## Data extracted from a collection
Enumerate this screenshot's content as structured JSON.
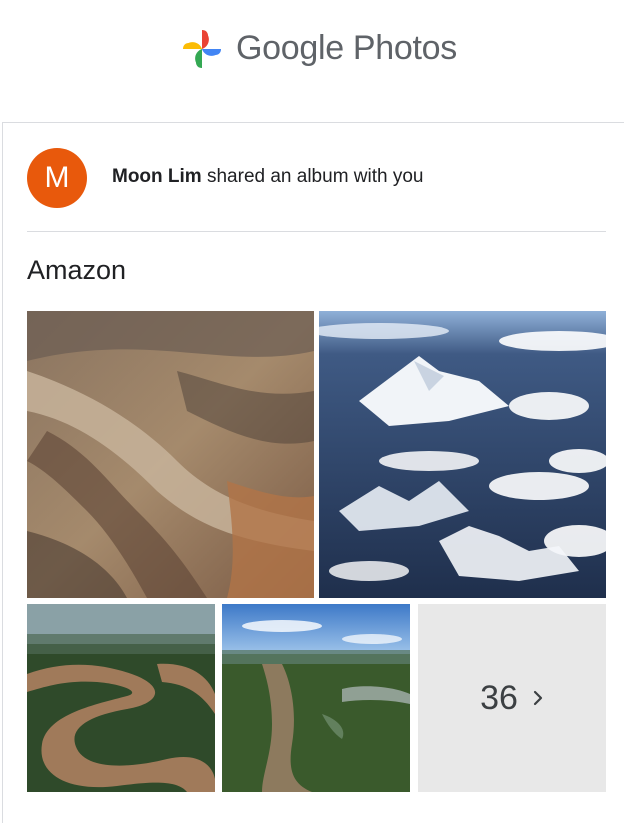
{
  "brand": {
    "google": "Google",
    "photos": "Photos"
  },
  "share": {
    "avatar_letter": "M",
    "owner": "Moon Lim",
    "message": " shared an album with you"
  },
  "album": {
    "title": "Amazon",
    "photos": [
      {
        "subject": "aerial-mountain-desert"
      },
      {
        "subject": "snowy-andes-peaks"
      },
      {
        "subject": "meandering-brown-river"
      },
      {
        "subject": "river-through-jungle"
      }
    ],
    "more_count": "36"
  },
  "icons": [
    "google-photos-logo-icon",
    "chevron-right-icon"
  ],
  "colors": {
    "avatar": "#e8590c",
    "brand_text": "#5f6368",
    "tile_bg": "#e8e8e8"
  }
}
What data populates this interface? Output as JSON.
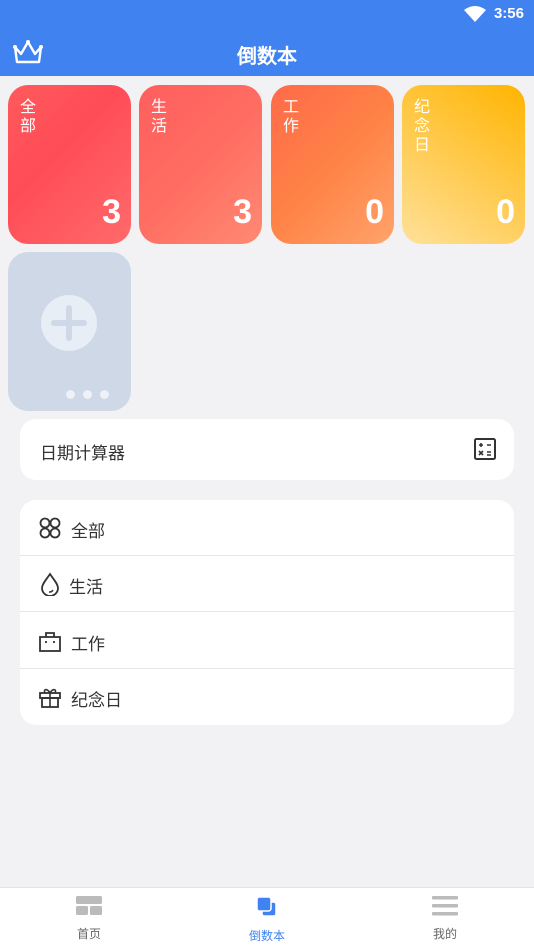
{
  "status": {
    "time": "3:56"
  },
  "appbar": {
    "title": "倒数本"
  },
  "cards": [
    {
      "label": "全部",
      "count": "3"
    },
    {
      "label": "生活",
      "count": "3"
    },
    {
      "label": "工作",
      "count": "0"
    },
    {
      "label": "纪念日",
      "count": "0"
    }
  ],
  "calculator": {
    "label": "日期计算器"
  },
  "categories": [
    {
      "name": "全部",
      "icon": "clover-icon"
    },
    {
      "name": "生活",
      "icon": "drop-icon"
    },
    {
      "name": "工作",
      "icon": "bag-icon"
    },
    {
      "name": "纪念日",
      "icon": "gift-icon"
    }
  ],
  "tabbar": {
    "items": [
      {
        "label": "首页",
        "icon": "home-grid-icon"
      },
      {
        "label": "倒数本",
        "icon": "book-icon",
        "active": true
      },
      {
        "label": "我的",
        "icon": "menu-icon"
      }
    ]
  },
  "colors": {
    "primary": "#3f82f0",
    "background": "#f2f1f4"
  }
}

## Short task
Note how many lines in the material hold the word "album", and give that number with nothing added.

## Worked answer
2